**What you have to do:**
In the entries below, find the lines that contain the word "name" and copy them.

**The data:**
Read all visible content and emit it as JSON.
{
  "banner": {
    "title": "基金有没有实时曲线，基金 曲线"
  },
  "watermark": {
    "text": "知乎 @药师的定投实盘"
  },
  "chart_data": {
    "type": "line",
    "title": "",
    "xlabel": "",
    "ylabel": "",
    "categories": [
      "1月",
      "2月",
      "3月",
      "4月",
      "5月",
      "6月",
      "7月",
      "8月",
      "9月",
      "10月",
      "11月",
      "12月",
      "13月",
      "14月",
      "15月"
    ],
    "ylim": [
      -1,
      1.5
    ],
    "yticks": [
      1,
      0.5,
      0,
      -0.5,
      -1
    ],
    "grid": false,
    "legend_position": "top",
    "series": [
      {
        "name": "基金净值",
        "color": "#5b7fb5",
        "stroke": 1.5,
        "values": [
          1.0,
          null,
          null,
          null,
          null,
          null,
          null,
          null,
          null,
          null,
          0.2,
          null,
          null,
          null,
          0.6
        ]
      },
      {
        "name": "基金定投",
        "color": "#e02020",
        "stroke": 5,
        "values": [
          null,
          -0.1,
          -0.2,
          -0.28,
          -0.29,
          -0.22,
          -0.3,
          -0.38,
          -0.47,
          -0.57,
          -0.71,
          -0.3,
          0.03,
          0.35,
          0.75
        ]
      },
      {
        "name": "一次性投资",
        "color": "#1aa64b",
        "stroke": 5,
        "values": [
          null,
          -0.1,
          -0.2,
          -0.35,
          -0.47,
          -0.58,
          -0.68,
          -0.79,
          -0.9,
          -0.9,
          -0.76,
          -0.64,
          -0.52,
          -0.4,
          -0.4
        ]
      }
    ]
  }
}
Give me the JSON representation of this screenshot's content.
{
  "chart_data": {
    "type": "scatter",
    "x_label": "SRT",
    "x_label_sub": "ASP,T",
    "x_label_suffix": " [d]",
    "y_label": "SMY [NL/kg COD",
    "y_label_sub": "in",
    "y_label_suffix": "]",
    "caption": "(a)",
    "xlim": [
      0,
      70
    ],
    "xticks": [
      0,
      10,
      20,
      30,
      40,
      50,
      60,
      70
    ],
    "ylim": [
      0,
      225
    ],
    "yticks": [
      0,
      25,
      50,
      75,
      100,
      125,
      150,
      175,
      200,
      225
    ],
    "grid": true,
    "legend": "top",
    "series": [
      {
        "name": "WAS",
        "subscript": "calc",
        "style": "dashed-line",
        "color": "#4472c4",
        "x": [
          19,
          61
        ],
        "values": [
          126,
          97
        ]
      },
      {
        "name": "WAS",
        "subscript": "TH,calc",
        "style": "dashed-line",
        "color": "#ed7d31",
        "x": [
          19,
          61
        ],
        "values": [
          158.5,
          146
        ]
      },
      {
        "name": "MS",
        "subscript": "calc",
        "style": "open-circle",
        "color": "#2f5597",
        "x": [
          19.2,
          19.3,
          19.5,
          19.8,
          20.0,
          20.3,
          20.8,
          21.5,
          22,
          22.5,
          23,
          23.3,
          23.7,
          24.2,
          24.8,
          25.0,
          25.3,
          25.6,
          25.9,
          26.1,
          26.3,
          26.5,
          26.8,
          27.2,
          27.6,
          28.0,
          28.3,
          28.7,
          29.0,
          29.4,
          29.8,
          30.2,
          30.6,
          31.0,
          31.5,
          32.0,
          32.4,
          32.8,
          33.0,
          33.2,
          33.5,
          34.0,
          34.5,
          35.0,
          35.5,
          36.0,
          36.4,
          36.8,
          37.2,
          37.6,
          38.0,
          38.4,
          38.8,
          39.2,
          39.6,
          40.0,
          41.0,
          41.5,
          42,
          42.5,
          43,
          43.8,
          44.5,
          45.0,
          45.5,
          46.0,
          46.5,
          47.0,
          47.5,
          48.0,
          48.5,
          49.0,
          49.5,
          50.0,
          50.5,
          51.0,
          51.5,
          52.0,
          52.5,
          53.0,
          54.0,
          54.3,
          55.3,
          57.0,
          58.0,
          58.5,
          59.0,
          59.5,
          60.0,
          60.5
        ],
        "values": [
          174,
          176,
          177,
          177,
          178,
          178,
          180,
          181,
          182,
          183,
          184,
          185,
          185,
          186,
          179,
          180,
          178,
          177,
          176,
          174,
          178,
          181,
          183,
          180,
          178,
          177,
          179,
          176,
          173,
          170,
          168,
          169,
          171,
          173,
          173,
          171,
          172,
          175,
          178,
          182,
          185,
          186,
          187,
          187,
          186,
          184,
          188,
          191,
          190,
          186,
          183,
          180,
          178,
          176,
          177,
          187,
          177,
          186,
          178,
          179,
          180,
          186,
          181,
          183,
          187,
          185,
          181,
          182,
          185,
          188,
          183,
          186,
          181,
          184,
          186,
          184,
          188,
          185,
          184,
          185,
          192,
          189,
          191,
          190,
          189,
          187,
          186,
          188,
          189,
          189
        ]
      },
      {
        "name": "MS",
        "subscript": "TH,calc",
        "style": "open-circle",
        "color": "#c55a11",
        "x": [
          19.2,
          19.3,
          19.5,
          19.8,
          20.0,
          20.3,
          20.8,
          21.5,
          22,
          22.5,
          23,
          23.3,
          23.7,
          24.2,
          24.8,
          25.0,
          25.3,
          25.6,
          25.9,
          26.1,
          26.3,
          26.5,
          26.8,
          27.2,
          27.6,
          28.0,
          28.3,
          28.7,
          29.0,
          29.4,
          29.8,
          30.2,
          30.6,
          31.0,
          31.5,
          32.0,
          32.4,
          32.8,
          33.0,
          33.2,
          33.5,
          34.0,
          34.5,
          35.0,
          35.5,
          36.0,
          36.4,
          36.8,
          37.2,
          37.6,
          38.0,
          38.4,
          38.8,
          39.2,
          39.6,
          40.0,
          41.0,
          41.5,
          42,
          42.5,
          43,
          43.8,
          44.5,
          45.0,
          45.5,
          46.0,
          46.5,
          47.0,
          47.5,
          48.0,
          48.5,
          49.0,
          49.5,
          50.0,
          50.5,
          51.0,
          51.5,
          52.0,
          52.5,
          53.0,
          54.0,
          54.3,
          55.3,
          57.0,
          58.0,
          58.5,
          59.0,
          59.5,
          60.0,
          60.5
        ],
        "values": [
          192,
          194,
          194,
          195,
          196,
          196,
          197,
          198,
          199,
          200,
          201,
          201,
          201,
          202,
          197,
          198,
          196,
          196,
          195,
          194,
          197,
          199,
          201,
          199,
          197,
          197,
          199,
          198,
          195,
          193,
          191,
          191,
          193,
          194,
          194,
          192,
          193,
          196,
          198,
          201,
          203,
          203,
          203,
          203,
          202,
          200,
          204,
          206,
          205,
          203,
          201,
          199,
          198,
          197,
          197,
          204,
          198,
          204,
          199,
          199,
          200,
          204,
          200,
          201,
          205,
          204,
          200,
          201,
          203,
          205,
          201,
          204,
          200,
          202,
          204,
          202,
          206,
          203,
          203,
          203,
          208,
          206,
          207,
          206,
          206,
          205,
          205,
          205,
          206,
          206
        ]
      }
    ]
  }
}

**Response:**
        "name": "基金净值",
        "name": "基金定投",
        "name": "一次性投资",
        "name": "WAS",
        "name": "WAS",
        "name": "MS",
        "name": "MS",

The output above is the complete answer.